<<<<
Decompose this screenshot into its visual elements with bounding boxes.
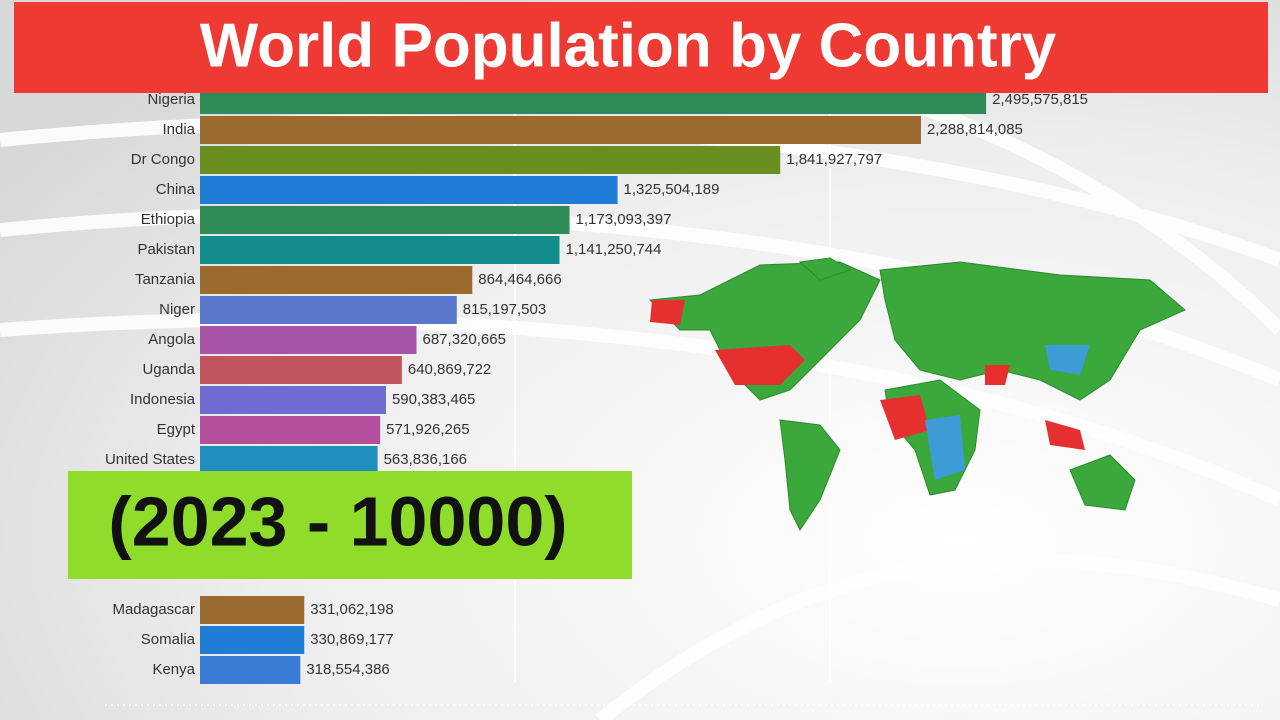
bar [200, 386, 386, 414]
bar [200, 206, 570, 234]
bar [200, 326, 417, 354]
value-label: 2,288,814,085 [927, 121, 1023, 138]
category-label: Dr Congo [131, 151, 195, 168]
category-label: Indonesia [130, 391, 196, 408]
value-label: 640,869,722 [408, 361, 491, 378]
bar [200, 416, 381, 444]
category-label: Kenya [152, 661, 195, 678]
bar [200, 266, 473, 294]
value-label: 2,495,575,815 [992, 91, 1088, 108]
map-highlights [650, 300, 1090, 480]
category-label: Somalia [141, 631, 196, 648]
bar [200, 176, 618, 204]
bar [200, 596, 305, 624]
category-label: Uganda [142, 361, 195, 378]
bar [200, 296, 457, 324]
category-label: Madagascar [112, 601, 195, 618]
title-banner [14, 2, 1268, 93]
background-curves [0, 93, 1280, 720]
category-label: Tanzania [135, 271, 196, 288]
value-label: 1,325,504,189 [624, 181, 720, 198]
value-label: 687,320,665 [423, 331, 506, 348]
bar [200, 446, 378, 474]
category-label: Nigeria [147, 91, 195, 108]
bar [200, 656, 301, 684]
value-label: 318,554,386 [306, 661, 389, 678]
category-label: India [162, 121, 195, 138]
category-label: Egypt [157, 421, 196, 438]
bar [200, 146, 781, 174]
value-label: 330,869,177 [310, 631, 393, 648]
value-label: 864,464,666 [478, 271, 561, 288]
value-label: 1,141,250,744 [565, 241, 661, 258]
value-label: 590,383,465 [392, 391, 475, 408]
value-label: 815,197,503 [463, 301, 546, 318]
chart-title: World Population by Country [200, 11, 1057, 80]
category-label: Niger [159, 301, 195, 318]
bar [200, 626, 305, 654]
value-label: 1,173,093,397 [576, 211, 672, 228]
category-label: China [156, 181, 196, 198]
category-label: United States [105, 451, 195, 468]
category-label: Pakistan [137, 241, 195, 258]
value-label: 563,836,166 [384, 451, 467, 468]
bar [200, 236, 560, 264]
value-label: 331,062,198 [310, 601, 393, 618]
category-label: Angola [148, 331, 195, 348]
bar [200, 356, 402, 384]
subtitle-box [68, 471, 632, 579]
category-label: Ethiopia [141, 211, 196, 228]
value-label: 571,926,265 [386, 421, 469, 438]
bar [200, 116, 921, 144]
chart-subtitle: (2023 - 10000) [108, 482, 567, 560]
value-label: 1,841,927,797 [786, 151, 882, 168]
>>>>
• TASK OBJECTIVE:
Copy out every line from the entries above that contains the word "chart".

• RESULT FOR THIS EXERCISE:
chart-title: World Population by Country [200, 11, 1057, 80]
chart-subtitle: (2023 - 10000) [108, 482, 567, 560]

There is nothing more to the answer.